PROBLEM STATEMENT: Return the records in full, exactly as given.

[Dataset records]

BEGIN

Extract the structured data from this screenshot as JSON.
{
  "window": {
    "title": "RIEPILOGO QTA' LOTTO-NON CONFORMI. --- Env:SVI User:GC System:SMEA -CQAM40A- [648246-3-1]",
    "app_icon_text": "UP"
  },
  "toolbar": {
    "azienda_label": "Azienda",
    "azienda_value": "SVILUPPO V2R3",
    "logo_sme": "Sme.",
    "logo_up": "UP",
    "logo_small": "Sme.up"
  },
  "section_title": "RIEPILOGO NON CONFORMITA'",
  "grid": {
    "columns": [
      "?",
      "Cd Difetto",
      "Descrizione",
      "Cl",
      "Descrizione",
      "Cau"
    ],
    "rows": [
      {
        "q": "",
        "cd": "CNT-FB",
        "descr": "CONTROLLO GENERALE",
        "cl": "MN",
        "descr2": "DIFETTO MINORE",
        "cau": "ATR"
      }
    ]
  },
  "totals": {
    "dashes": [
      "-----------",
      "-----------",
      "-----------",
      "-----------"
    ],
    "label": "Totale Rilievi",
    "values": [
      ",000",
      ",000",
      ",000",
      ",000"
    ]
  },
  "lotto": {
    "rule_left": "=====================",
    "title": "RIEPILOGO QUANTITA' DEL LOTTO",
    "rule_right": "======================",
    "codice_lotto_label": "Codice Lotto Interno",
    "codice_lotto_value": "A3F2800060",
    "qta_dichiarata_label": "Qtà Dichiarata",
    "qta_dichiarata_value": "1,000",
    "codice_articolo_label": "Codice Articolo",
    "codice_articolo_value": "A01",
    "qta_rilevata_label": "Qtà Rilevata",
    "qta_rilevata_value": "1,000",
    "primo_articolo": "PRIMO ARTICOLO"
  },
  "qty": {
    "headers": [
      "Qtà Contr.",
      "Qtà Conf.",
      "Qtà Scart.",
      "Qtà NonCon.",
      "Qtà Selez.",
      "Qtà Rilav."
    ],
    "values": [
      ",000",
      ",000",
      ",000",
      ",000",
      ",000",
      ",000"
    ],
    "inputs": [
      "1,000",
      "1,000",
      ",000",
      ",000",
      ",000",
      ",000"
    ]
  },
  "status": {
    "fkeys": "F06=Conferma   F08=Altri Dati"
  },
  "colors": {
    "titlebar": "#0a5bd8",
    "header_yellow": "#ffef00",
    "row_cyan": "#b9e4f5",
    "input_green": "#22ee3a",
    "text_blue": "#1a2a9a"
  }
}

END

THE OUTPUT:
Extract the structured data from this screenshot as JSON.
{
  "window": {
    "title": "RIEPILOGO QTA' LOTTO-NON CONFORMI. --- Env:SVI User:GC System:SMEA -CQAM40A- [648246-3-1]",
    "app_icon_text": "UP"
  },
  "toolbar": {
    "azienda_label": "Azienda",
    "azienda_value": "SVILUPPO V2R3",
    "logo_sme": "Sme.",
    "logo_up": "UP",
    "logo_small": "Sme.up"
  },
  "section_title": "RIEPILOGO NON CONFORMITA'",
  "grid": {
    "columns": [
      "?",
      "Cd Difetto",
      "Descrizione",
      "Cl",
      "Descrizione",
      "Cau"
    ],
    "rows": [
      {
        "q": "",
        "cd": "CNT-FB",
        "descr": "CONTROLLO GENERALE",
        "cl": "MN",
        "descr2": "DIFETTO MINORE",
        "cau": "ATR"
      }
    ]
  },
  "totals": {
    "dashes": [
      "-----------",
      "-----------",
      "-----------",
      "-----------"
    ],
    "label": "Totale Rilievi",
    "values": [
      ",000",
      ",000",
      ",000",
      ",000"
    ]
  },
  "lotto": {
    "rule_left": "=====================",
    "title": "RIEPILOGO QUANTITA' DEL LOTTO",
    "rule_right": "======================",
    "codice_lotto_label": "Codice Lotto Interno",
    "codice_lotto_value": "A3F2800060",
    "qta_dichiarata_label": "Qtà Dichiarata",
    "qta_dichiarata_value": "1,000",
    "codice_articolo_label": "Codice Articolo",
    "codice_articolo_value": "A01",
    "qta_rilevata_label": "Qtà Rilevata",
    "qta_rilevata_value": "1,000",
    "primo_articolo": "PRIMO ARTICOLO"
  },
  "qty": {
    "headers": [
      "Qtà Contr.",
      "Qtà Conf.",
      "Qtà Scart.",
      "Qtà NonCon.",
      "Qtà Selez.",
      "Qtà Rilav."
    ],
    "values": [
      ",000",
      ",000",
      ",000",
      ",000",
      ",000",
      ",000"
    ],
    "inputs": [
      "1,000",
      "1,000",
      ",000",
      ",000",
      ",000",
      ",000"
    ]
  },
  "status": {
    "fkeys": "F06=Conferma   F08=Altri Dati"
  },
  "colors": {
    "titlebar": "#0a5bd8",
    "header_yellow": "#ffef00",
    "row_cyan": "#b9e4f5",
    "input_green": "#22ee3a",
    "text_blue": "#1a2a9a"
  }
}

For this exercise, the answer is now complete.